### Written task
Return a copy of every line in the records that includes the word "French".

— BEGIN Extracted material —

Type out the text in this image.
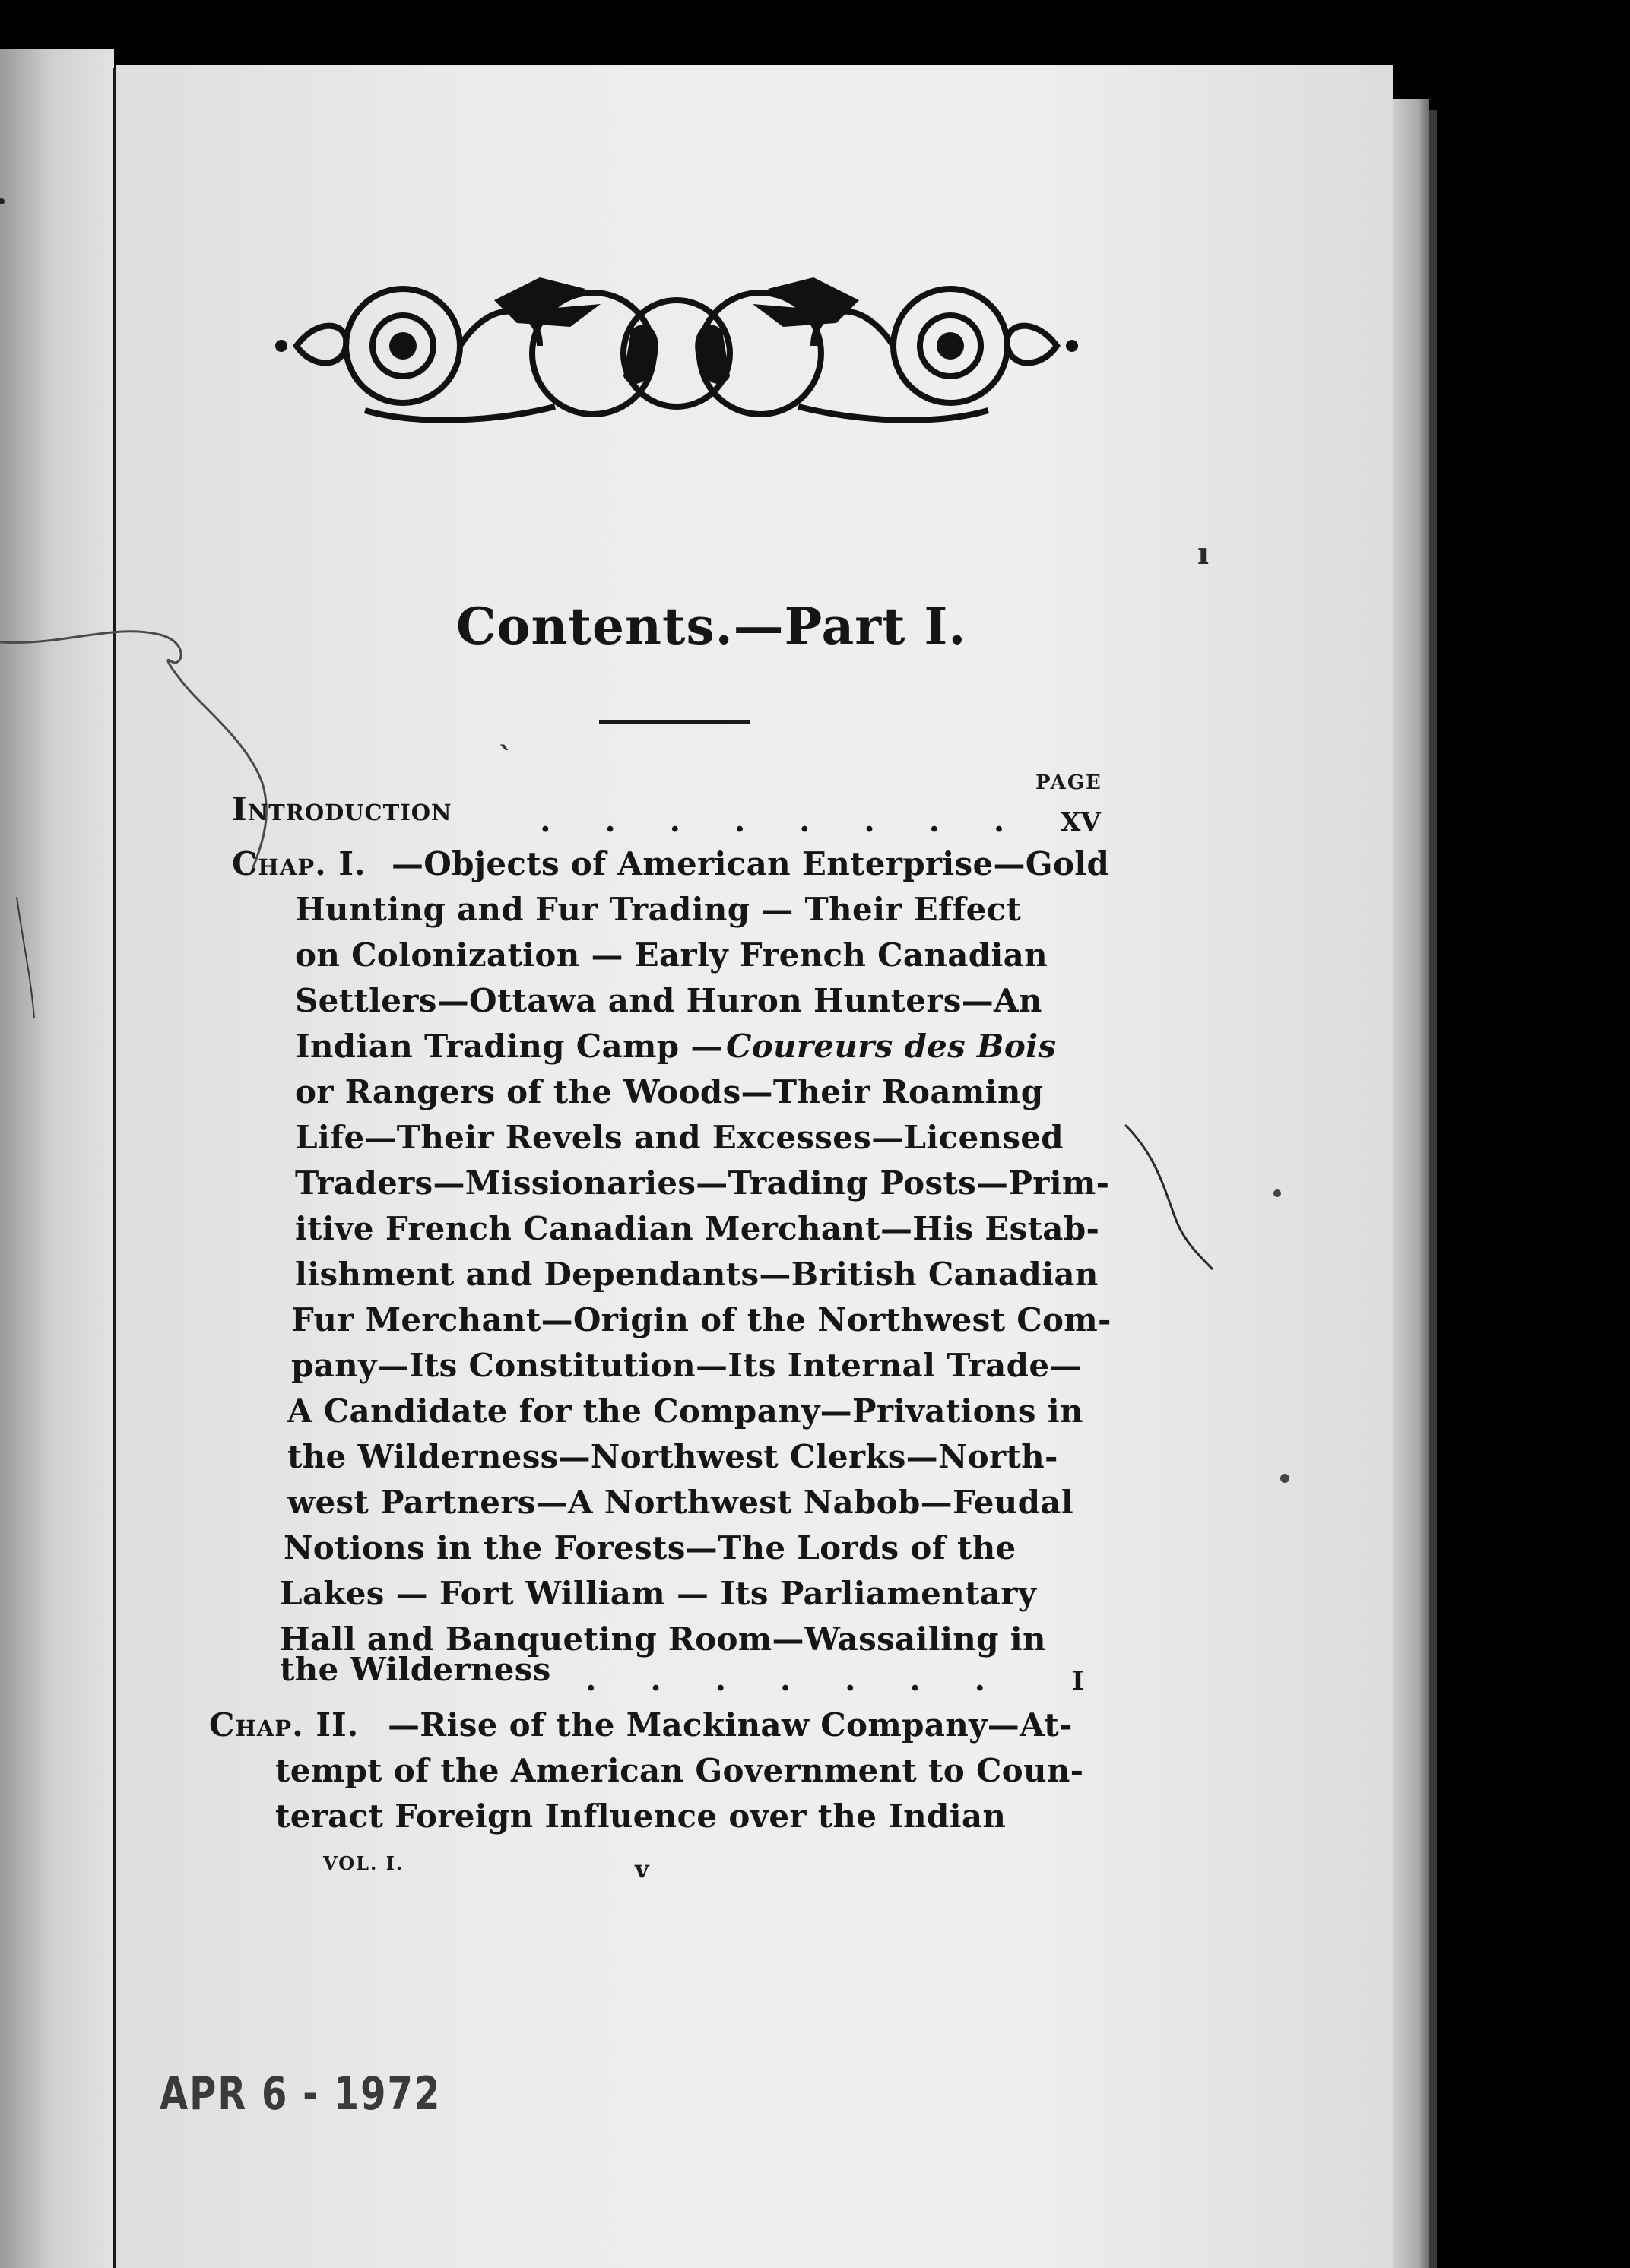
Contents.—Part I.
PAGE
Introduction	. . . . . . . . XV
Chap. I. —Objects of American Enterprise—Gold
Hunting and Fur Trading — Their Effect
on Colonization — Early French Canadian
Settlers—Ottawa and Huron Hunters—An
Indian Trading Camp — Coureurs des Bois
or Rangers of the Woods—Their Roaming
Life—Their Revels and Excesses—Licensed
Traders—Missionaries—Trading Posts—Prim-
itive French Canadian Merchant—His Estab-
lishment and Dependants—British Canadian
Fur Merchant—Origin of the Northwest Com-
pany—Its Constitution—Its Internal Trade—
A Candidate for the Company—Privations in
the Wilderness—Northwest Clerks—North-
west Partners—A Northwest Nabob—Feudal
Notions in the Forests—The Lords of the
Lakes — Fort William — Its Parliamentary
Hall and Banqueting Room—Wassailing in
the Wilderness . . . . . . .	I
Chap. II. —Rise of the Mackinaw Company—At-
tempt of the American Government to Coun-
teract Foreign Influence over the Indian
VOL. I.	v
APR 6 - 1972
ı
ˋ
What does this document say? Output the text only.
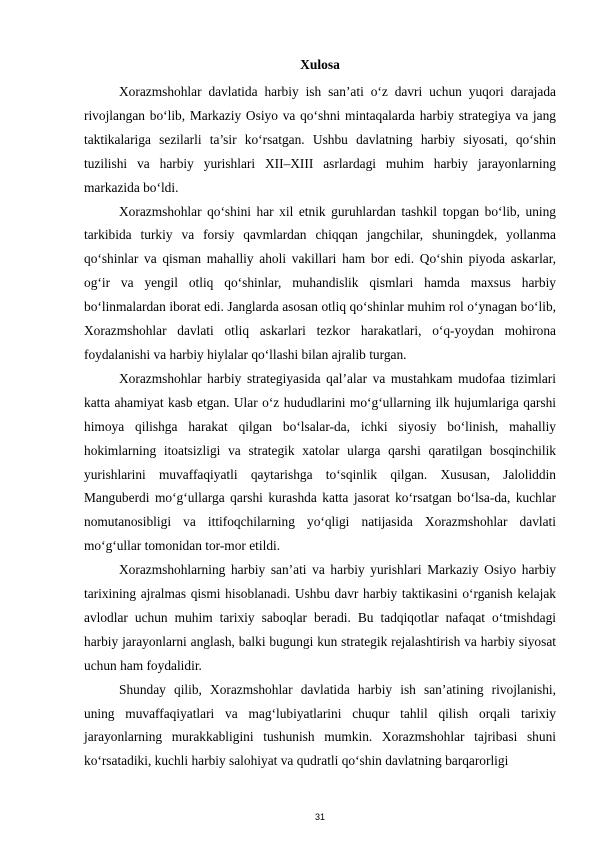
Xulosa

Xorazmshohlar davlatida harbiy ish san’ati o‘z davri uchun yuqori darajada rivojlangan bo‘lib, Markaziy Osiyo va qo‘shni mintaqalarda harbiy strategiya va jang taktikalariga sezilarli ta’sir ko‘rsatgan. Ushbu davlatning harbiy siyosati, qo‘shin tuzilishi va harbiy yurishlari XII–XIII asrlardagi muhim harbiy jarayonlarning markazida bo‘ldi.

Xorazmshohlar qo‘shini har xil etnik guruhlardan tashkil topgan bo‘lib, uning tarkibida turkiy va forsiy qavmlardan chiqqan jangchilar, shuningdek, yollanma qo‘shinlar va qisman mahalliy aholi vakillari ham bor edi. Qo‘shin piyoda askarlar, og‘ir va yengil otliq qo‘shinlar, muhandislik qismlari hamda maxsus harbiy bo‘linmalardan iborat edi. Janglarda asosan otliq qo‘shinlar muhim rol o‘ynagan bo‘lib, Xorazmshohlar davlati otliq askarlari tezkor harakatlari, o‘q-yoydan mohirona foydalanishi va harbiy hiylalar qo‘llashi bilan ajralib turgan.

Xorazmshohlar harbiy strategiyasida qal’alar va mustahkam mudofaa tizimlari katta ahamiyat kasb etgan. Ular o‘z hududlarini mo‘g‘ullarning ilk hujumlariga qarshi himoya qilishga harakat qilgan bo‘lsalar-da, ichki siyosiy bo‘linish, mahalliy hokimlarning itoatsizligi va strategik xatolar ularga qarshi qaratilgan bosqinchilik yurishlarini muvaffaqiyatli qaytarishga to‘sqinlik qilgan. Xususan, Jaloliddin Manguberdi mo‘g‘ullarga qarshi kurashda katta jasorat ko‘rsatgan bo‘lsa-da, kuchlar nomutanosibligi va ittifoqchilarning yo‘qligi natijasida Xorazmshohlar davlati mo‘g‘ullar tomonidan tor-mor etildi.

Xorazmshohlarning harbiy san’ati va harbiy yurishlari Markaziy Osiyo harbiy tarixining ajralmas qismi hisoblanadi. Ushbu davr harbiy taktikasini o‘rganish kelajak avlodlar uchun muhim tarixiy saboqlar beradi. Bu tadqiqotlar nafaqat o‘tmishdagi harbiy jarayonlarni anglash, balki bugungi kun strategik rejalashtirish va harbiy siyosat uchun ham foydalidir.

Shunday qilib, Xorazmshohlar davlatida harbiy ish san’atining rivojlanishi, uning muvaffaqiyatlari va mag‘lubiyatlarini chuqur tahlil qilish orqali tarixiy jarayonlarning murakkabligini tushunish mumkin. Xorazmshohlar tajribasi shuni ko‘rsatadiki, kuchli harbiy salohiyat va qudratli qo‘shin davlatning barqarorligi

31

— END Extracted material —

### Finished exercise
on Colonization — Early French Canadian
itive French Canadian Merchant—His Estab-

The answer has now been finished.